**Extracted data entries:**
'''
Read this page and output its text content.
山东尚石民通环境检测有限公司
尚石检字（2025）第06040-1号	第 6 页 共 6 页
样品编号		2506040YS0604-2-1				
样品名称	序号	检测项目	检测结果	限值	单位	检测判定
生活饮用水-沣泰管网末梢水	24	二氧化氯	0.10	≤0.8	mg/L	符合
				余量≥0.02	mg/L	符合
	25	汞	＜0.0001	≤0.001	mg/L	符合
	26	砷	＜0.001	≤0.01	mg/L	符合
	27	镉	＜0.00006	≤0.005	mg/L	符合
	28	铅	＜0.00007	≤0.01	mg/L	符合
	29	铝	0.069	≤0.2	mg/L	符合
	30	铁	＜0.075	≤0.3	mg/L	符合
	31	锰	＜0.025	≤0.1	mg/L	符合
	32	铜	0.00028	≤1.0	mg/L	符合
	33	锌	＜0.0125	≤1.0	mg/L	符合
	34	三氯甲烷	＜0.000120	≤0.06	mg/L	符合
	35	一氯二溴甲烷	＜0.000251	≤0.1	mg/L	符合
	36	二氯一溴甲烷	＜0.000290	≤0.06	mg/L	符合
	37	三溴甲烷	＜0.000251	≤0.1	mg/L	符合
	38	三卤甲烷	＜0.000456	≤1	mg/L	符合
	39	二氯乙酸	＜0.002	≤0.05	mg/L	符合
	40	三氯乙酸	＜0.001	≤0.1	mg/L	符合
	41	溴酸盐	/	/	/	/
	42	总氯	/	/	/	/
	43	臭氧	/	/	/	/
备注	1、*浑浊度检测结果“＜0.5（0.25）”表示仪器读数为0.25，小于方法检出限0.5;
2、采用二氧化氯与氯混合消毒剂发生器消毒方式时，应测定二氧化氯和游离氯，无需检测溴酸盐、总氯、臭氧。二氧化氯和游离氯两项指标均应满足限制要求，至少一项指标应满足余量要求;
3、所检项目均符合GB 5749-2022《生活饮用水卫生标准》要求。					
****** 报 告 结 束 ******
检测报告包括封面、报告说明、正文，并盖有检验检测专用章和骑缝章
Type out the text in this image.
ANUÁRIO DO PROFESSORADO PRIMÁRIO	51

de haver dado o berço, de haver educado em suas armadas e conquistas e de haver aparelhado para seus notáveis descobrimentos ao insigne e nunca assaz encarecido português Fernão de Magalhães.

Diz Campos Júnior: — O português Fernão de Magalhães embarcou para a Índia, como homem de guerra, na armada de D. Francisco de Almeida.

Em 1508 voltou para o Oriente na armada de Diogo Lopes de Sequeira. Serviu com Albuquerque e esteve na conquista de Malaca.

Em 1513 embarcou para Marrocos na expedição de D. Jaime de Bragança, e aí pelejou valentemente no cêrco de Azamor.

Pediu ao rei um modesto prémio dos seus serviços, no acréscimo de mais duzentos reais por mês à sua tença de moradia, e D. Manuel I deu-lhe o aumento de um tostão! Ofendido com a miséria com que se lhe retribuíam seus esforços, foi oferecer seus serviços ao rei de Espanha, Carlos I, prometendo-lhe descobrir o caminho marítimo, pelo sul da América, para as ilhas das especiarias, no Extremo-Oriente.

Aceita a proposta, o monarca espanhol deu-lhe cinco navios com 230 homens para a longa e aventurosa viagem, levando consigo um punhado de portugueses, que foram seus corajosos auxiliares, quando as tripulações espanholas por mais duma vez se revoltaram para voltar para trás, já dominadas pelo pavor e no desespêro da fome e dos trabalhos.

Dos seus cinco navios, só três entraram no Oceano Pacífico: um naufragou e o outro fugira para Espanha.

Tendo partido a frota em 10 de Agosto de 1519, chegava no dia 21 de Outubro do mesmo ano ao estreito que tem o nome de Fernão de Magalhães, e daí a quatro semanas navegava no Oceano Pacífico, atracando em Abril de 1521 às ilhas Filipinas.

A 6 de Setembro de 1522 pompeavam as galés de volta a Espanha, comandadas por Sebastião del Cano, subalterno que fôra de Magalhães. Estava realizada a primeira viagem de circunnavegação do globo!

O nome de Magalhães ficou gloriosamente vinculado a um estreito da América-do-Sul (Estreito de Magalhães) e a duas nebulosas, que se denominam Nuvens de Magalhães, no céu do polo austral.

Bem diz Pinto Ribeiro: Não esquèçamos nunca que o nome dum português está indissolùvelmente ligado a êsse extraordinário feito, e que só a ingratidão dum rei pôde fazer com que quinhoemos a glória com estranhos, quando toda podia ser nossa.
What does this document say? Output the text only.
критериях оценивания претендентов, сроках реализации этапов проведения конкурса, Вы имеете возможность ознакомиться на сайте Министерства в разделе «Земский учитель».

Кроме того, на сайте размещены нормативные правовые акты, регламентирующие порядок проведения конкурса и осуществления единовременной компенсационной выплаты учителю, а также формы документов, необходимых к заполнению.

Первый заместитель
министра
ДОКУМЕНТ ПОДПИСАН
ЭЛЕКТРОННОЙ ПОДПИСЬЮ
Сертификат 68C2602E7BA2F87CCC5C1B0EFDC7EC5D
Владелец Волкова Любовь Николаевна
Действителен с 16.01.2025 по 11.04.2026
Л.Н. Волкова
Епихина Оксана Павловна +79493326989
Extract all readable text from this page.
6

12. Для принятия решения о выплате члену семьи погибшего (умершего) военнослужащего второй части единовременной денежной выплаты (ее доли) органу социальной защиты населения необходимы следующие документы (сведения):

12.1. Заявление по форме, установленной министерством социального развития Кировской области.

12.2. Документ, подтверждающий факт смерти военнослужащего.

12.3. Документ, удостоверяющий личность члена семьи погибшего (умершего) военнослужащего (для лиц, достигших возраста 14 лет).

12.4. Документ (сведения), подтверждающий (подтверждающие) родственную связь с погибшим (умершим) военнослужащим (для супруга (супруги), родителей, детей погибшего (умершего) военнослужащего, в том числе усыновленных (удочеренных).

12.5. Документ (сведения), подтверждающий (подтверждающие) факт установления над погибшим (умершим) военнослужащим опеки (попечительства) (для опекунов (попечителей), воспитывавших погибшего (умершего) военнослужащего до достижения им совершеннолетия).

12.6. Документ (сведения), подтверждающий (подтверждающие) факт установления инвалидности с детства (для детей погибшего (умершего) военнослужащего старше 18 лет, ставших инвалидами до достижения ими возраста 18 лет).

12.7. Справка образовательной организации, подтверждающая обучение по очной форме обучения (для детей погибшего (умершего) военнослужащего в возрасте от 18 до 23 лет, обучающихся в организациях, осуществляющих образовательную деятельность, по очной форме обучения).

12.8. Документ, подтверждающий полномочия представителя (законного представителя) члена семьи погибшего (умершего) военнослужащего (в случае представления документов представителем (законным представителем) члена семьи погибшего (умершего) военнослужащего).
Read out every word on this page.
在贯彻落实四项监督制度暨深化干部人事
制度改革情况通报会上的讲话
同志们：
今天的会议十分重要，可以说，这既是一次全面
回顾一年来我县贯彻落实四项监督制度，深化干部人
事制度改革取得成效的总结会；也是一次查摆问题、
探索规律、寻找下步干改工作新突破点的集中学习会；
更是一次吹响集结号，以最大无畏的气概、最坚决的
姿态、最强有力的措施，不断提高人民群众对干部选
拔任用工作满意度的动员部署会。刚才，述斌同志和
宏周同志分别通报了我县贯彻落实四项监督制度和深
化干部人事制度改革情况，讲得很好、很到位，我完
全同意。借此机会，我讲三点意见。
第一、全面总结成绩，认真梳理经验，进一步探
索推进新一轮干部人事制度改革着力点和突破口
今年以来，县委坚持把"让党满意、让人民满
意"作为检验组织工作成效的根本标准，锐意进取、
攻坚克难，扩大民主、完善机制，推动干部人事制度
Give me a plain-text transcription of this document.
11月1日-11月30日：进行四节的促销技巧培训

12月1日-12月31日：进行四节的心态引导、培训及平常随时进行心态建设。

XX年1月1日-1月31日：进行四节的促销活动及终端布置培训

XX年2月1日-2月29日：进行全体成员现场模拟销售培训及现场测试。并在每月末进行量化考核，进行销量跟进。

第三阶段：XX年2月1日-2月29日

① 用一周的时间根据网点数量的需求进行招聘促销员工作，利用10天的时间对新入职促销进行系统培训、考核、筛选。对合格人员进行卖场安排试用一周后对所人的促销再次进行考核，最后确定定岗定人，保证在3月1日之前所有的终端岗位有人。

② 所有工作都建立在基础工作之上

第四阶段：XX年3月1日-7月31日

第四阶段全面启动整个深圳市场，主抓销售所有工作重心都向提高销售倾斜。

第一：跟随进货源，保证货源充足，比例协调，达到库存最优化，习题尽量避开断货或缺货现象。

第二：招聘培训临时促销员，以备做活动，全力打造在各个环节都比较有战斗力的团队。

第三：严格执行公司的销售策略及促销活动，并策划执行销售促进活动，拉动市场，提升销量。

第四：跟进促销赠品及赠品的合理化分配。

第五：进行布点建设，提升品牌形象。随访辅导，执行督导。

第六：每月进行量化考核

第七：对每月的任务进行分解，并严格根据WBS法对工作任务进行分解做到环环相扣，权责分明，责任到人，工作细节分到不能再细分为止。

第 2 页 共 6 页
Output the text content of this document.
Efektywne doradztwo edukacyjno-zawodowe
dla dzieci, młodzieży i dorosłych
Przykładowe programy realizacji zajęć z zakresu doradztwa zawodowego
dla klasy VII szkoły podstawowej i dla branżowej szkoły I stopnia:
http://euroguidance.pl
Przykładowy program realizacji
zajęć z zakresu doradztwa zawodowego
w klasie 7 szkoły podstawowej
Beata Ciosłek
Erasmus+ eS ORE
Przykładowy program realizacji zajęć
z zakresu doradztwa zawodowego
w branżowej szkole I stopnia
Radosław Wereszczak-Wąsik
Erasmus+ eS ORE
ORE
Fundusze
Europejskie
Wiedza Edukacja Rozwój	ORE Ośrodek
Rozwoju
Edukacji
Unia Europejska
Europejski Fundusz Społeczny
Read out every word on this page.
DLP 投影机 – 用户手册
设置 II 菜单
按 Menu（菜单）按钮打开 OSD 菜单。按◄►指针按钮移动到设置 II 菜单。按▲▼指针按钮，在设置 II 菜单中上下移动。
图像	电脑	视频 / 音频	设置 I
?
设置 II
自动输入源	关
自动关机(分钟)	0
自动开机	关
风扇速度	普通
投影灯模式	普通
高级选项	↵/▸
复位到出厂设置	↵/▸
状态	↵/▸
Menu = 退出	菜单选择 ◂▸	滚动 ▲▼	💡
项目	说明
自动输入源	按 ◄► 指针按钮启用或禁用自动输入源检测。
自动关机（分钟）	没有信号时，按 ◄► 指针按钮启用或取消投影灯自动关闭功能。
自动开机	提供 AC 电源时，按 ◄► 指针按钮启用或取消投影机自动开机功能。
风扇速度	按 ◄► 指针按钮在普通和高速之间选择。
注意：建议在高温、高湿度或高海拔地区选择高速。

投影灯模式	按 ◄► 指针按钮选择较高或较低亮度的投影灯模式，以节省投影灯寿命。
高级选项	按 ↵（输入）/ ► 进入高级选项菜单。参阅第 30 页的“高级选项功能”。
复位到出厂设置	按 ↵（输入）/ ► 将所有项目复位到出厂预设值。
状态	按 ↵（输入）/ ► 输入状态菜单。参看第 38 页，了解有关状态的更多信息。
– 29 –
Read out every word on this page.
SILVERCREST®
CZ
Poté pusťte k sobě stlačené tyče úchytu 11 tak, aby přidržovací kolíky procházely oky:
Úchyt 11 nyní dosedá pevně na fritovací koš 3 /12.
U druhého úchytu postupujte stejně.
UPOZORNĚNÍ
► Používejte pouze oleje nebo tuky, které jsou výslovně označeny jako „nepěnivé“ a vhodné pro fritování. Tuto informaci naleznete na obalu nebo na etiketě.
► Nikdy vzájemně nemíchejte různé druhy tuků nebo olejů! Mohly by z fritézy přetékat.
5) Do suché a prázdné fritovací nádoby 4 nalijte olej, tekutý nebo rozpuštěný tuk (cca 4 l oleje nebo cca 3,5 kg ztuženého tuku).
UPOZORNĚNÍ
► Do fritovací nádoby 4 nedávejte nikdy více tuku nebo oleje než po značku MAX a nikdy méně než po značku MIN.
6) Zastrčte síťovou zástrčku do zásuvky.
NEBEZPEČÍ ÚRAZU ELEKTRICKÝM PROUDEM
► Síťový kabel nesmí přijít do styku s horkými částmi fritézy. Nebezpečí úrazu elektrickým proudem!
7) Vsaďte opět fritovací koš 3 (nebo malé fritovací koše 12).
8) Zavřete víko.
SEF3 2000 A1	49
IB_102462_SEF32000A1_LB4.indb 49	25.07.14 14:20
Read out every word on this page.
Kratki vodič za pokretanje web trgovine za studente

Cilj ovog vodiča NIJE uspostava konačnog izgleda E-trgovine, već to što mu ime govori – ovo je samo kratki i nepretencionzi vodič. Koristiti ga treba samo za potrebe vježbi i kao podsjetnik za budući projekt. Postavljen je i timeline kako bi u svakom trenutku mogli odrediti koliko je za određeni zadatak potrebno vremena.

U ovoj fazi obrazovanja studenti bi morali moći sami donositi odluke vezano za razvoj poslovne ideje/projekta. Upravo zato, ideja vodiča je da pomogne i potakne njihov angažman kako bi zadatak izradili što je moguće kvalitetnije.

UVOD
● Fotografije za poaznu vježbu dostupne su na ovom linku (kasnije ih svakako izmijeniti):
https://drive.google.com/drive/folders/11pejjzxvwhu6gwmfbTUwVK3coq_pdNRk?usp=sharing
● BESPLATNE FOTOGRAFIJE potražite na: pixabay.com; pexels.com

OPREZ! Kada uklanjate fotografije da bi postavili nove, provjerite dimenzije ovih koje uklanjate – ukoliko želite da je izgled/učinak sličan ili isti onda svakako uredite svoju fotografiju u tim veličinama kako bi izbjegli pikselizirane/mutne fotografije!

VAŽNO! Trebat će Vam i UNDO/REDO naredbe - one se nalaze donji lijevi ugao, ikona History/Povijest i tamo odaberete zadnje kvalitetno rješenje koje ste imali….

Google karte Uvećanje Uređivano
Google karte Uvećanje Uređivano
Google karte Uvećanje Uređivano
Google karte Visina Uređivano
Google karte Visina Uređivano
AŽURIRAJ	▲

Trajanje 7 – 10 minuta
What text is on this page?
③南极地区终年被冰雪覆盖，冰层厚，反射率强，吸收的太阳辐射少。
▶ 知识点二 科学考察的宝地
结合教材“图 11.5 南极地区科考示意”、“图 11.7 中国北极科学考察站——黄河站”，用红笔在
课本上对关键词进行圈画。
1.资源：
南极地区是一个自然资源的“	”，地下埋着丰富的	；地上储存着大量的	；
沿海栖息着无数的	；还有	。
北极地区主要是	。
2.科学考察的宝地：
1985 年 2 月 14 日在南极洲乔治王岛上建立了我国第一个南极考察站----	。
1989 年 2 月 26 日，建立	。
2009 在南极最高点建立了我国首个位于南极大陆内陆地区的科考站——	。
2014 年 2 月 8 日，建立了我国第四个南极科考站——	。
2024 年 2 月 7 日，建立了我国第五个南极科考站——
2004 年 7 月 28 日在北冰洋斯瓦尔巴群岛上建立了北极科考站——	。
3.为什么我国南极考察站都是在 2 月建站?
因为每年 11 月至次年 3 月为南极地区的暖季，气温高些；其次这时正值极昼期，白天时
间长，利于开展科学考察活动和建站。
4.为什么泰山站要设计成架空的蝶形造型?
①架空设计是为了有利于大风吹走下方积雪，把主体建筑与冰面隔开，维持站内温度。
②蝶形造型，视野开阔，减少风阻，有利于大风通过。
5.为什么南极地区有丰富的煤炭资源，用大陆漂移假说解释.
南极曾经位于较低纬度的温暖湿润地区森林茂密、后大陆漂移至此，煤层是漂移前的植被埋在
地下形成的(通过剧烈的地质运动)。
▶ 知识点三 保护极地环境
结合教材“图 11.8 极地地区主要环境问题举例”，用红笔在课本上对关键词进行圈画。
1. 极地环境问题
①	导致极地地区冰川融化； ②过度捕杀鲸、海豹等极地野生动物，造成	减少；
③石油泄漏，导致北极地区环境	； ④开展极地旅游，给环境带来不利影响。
'''
**What this task involves:**
Your task is to report how many lines of the material include the string "Menu". Give the number and no other words.

**Written response:**
2